__TASK BRIEF__: Starting with the line that contains "What text is on this page?", set down each line through the end of the entries below, exactly and with nothing added.

::::::::::

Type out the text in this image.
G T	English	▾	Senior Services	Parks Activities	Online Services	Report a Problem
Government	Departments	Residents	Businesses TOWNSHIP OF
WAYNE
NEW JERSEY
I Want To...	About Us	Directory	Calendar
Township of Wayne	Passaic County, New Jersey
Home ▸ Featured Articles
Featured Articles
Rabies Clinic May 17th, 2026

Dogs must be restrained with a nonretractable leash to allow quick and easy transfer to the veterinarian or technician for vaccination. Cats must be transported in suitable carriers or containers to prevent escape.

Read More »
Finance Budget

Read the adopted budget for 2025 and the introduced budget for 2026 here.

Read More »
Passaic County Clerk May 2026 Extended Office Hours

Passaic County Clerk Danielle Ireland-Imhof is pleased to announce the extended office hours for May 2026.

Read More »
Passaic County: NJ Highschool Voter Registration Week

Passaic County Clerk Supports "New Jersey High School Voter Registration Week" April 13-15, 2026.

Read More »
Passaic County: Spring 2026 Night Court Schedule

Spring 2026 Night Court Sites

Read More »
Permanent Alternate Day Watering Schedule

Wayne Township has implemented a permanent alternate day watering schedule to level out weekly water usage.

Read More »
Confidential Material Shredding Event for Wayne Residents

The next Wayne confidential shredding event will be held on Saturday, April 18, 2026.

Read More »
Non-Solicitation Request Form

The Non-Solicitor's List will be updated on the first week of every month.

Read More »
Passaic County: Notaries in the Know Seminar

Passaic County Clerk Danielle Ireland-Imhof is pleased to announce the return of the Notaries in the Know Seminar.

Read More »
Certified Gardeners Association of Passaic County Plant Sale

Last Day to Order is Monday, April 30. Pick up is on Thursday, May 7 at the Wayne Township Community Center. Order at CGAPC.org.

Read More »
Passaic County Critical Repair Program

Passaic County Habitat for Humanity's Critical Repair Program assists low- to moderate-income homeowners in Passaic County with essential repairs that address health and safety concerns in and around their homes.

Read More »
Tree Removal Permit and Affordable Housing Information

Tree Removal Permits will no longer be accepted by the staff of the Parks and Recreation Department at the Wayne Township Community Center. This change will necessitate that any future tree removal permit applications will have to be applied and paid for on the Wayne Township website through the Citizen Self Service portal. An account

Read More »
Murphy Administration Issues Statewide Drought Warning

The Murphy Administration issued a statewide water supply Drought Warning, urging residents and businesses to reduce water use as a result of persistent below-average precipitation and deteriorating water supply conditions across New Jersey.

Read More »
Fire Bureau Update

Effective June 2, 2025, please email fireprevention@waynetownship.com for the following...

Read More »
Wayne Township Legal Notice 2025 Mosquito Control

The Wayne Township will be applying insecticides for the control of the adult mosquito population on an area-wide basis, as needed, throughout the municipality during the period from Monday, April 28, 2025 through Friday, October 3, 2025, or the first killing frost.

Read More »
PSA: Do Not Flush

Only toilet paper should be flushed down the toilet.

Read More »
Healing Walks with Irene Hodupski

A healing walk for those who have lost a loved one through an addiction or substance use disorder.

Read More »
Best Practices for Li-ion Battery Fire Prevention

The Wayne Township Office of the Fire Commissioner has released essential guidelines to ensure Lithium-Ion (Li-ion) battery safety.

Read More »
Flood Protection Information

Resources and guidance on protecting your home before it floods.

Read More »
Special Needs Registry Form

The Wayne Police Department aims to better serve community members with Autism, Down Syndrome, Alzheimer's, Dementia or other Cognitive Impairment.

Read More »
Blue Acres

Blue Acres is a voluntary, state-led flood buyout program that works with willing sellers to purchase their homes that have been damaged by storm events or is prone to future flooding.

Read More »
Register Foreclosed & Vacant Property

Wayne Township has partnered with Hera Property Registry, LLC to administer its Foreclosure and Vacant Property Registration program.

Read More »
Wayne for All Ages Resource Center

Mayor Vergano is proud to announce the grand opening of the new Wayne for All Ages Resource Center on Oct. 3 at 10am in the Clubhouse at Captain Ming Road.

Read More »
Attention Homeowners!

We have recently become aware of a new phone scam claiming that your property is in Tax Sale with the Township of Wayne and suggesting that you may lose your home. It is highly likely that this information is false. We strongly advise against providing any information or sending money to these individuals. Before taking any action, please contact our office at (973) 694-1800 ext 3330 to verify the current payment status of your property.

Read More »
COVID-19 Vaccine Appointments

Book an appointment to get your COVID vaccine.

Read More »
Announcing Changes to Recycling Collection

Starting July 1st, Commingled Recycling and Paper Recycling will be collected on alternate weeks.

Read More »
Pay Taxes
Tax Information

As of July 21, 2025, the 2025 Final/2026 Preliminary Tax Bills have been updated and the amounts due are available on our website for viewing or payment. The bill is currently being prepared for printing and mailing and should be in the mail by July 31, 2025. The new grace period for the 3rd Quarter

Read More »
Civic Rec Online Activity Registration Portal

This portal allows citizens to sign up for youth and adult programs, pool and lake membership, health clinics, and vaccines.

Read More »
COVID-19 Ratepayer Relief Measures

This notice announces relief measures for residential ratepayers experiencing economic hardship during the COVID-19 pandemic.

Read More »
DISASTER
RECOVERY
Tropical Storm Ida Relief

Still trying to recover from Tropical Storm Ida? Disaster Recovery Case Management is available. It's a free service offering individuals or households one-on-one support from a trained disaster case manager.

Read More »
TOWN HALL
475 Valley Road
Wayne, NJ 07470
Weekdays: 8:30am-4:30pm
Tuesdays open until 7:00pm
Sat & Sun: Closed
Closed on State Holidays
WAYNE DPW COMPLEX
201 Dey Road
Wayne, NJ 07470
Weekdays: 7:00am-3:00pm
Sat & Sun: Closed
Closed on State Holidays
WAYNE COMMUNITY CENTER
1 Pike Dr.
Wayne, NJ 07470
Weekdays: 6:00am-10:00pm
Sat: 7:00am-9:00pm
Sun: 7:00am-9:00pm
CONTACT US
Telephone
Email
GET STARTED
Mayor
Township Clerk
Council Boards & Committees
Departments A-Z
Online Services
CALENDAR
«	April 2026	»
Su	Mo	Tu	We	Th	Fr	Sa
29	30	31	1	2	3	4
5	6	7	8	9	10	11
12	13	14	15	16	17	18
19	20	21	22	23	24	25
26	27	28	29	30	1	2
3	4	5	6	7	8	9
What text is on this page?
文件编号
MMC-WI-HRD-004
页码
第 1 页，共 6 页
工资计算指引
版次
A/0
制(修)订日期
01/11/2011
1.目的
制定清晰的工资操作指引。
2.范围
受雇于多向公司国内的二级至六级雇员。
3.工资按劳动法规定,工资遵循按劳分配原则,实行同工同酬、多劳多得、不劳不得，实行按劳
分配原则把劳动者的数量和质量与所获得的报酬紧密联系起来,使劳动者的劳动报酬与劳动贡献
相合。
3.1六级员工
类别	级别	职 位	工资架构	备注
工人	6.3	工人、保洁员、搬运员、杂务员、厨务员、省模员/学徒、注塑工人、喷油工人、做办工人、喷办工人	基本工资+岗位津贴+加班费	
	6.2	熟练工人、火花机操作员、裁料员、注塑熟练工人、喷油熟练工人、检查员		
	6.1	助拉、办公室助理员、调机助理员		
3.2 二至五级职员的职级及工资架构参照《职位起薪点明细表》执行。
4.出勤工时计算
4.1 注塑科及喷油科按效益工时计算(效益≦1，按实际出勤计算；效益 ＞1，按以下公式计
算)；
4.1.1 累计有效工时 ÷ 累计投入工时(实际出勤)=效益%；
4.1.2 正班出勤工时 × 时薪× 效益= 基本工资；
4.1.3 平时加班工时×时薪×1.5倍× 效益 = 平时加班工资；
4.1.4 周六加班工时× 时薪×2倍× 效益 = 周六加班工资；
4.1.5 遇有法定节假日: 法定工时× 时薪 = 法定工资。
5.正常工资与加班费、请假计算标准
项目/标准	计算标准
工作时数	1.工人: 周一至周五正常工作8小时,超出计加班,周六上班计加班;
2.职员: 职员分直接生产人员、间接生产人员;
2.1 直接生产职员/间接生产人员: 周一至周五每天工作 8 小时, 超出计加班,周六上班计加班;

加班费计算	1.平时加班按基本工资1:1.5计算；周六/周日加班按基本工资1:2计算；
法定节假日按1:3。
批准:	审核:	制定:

::::::::::

__SOLUTION TO THE PROBLEM__:
What text is on this page?
文件编号
MMC-WI-HRD-004
页码
第 1 页，共 6 页
工资计算指引
版次
A/0
制(修)订日期
01/11/2011
1.目的
制定清晰的工资操作指引。
2.范围
受雇于多向公司国内的二级至六级雇员。
3.工资按劳动法规定,工资遵循按劳分配原则,实行同工同酬、多劳多得、不劳不得，实行按劳
分配原则把劳动者的数量和质量与所获得的报酬紧密联系起来,使劳动者的劳动报酬与劳动贡献
相合。
3.1六级员工
类别	级别	职 位	工资架构	备注
工人	6.3	工人、保洁员、搬运员、杂务员、厨务员、省模员/学徒、注塑工人、喷油工人、做办工人、喷办工人	基本工资+岗位津贴+加班费	
	6.2	熟练工人、火花机操作员、裁料员、注塑熟练工人、喷油熟练工人、检查员		
	6.1	助拉、办公室助理员、调机助理员		
3.2 二至五级职员的职级及工资架构参照《职位起薪点明细表》执行。
4.出勤工时计算
4.1 注塑科及喷油科按效益工时计算(效益≦1，按实际出勤计算；效益 ＞1，按以下公式计
算)；
4.1.1 累计有效工时 ÷ 累计投入工时(实际出勤)=效益%；
4.1.2 正班出勤工时 × 时薪× 效益= 基本工资；
4.1.3 平时加班工时×时薪×1.5倍× 效益 = 平时加班工资；
4.1.4 周六加班工时× 时薪×2倍× 效益 = 周六加班工资；
4.1.5 遇有法定节假日: 法定工时× 时薪 = 法定工资。
5.正常工资与加班费、请假计算标准
项目/标准	计算标准
工作时数	1.工人: 周一至周五正常工作8小时,超出计加班,周六上班计加班;
2.职员: 职员分直接生产人员、间接生产人员;
2.1 直接生产职员/间接生产人员: 周一至周五每天工作 8 小时, 超出计加班,周六上班计加班;

加班费计算	1.平时加班按基本工资1:1.5计算；周六/周日加班按基本工资1:2计算；
法定节假日按1:3。
批准:	审核:	制定:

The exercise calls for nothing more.